[Start Source data]

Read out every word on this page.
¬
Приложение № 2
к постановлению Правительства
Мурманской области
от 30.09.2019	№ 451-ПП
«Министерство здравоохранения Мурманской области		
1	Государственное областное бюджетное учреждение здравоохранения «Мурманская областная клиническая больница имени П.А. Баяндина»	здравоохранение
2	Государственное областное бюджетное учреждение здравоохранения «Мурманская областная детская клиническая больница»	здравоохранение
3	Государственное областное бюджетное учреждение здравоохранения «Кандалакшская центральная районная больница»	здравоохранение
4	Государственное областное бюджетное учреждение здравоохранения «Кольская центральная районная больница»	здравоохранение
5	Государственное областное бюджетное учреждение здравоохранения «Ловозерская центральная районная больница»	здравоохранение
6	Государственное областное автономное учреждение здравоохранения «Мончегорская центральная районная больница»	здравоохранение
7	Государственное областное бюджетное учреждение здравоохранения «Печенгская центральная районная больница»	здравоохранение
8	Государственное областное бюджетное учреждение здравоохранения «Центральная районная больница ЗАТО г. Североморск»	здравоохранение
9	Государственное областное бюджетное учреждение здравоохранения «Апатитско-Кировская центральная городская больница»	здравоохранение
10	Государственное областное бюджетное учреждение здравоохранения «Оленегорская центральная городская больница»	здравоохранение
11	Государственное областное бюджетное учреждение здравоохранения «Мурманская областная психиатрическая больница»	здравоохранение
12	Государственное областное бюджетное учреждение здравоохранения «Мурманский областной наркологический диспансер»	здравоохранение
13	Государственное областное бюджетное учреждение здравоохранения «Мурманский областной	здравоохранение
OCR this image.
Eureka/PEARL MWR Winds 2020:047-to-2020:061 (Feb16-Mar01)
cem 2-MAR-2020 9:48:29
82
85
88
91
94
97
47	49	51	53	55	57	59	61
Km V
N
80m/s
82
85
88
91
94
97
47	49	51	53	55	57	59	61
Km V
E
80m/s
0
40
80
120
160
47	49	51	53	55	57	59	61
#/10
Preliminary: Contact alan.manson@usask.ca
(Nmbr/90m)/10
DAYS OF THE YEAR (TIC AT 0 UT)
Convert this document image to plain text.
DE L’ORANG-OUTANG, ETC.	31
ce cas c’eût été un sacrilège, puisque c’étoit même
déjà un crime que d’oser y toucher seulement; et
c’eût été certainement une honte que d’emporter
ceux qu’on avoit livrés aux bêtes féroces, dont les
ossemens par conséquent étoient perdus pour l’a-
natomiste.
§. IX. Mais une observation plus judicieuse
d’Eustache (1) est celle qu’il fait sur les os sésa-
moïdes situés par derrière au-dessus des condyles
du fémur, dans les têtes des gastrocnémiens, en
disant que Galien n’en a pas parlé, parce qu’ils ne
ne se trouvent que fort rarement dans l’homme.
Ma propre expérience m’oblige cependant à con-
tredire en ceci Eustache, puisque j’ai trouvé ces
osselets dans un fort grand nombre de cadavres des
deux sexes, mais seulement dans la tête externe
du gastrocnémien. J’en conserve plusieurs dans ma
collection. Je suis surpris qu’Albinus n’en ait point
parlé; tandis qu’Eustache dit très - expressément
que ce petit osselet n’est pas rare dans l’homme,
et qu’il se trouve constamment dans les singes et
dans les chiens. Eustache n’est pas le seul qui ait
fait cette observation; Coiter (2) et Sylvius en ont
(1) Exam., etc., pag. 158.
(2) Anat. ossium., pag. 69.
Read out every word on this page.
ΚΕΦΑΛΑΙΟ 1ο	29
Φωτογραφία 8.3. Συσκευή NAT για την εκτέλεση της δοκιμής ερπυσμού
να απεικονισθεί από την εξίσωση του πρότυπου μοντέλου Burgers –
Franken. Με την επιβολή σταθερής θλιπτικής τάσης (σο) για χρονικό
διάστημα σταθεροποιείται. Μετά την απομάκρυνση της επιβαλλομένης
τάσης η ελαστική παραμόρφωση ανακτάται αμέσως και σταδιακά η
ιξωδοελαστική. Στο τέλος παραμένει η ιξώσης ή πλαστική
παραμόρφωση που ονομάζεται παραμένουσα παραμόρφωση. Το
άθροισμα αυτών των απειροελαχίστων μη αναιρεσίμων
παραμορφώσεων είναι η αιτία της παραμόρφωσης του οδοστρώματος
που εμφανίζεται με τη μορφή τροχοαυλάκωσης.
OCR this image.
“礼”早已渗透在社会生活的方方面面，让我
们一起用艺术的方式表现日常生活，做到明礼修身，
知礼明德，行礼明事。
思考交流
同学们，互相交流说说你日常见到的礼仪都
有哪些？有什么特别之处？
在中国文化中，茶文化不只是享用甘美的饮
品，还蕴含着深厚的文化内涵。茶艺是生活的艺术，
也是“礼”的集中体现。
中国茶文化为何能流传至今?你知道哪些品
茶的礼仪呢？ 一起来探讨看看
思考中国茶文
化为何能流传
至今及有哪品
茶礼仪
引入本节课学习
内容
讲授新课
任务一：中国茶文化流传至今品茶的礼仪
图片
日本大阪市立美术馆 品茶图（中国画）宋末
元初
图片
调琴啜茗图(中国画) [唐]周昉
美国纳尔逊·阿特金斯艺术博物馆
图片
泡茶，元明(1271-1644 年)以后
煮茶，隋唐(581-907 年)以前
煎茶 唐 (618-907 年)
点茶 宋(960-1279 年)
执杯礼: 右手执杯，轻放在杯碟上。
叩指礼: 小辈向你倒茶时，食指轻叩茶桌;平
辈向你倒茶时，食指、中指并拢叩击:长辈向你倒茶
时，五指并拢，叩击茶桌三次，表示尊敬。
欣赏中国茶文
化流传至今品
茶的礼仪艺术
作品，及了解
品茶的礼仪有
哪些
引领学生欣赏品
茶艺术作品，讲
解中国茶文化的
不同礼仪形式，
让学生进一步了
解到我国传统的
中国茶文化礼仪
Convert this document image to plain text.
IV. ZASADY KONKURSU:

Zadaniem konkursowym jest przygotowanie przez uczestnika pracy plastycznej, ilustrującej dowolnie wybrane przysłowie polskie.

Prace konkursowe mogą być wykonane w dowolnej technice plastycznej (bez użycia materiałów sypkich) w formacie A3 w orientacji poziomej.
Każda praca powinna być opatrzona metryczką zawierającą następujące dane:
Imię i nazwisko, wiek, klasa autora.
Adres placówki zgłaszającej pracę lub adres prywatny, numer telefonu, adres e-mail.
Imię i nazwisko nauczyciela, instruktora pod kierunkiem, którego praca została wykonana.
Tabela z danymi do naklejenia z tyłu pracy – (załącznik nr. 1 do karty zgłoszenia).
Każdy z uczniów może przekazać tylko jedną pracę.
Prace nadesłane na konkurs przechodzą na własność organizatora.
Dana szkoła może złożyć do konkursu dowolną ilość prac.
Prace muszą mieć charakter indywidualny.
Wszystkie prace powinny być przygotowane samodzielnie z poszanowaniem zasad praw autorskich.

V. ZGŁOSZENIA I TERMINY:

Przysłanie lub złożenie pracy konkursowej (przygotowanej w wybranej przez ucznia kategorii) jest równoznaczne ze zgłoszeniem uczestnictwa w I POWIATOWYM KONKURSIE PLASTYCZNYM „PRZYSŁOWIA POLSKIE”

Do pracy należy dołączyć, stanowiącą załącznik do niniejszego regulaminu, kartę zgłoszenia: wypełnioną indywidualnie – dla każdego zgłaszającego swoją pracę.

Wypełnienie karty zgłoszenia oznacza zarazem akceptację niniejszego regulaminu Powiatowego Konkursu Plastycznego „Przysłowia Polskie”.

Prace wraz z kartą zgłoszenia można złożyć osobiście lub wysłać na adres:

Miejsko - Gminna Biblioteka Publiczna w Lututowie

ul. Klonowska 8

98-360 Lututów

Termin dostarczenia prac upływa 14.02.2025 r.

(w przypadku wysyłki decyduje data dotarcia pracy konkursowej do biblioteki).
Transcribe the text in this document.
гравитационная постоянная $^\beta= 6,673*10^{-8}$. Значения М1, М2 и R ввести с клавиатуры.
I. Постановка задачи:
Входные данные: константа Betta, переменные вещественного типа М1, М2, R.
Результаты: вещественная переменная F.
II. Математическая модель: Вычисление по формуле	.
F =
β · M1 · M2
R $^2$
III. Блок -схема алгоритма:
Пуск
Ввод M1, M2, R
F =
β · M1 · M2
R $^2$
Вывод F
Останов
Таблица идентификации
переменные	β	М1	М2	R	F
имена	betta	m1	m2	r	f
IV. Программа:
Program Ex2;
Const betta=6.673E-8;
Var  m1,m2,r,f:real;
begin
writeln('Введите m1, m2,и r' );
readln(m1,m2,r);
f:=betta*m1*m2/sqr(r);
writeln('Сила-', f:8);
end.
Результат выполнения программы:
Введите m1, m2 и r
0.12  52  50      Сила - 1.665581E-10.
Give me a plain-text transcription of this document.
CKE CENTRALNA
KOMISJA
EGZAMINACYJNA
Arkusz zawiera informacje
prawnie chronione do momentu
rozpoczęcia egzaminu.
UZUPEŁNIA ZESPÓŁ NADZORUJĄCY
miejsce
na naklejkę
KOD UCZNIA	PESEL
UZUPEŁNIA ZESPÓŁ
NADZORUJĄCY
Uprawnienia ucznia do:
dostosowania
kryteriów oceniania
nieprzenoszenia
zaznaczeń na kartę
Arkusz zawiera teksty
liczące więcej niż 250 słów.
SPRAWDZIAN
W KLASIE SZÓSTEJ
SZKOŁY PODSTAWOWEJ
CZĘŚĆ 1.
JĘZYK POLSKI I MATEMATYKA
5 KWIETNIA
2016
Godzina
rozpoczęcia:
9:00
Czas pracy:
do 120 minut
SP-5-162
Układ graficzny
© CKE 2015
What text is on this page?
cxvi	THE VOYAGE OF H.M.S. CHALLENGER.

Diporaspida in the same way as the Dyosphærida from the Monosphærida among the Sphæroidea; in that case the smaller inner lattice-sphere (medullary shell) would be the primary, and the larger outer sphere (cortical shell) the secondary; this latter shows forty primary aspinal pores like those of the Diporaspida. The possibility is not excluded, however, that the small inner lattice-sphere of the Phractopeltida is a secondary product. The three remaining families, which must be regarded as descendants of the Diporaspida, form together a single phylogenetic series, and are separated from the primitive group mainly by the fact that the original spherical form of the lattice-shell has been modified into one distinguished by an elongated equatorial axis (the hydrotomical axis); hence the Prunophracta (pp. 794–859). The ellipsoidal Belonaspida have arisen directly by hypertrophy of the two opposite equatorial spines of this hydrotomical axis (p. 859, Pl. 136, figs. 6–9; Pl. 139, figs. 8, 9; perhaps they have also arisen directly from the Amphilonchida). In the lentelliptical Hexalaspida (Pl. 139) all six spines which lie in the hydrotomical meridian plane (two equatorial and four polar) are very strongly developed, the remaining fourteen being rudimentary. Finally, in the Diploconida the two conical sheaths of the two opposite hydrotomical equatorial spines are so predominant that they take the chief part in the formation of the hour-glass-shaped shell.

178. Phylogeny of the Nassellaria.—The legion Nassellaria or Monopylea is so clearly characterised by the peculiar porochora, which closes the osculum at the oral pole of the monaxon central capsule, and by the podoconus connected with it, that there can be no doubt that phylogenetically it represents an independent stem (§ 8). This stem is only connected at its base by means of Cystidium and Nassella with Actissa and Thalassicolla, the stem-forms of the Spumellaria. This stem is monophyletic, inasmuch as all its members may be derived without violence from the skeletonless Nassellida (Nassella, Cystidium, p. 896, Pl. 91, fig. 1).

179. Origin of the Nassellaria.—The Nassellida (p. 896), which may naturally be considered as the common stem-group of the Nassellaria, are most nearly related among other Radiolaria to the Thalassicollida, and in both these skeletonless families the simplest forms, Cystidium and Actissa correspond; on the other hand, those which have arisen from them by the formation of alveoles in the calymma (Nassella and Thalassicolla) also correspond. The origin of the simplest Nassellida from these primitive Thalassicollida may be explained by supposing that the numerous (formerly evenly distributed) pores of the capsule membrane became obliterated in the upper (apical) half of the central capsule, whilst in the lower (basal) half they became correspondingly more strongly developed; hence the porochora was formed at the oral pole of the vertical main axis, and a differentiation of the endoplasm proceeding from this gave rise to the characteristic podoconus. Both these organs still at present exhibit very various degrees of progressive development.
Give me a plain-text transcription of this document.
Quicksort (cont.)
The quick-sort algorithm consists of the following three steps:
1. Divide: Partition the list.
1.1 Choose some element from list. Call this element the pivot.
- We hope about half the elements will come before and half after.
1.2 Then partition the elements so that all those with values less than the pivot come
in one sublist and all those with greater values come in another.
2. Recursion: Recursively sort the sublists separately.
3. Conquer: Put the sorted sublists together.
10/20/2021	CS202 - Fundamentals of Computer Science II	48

[End Source data]

*Short problem:* From the entries above, select each line containing the string "Введите".

*Result below:*
writeln('Введите m1, m2,и r' );
Введите m1, m2 и r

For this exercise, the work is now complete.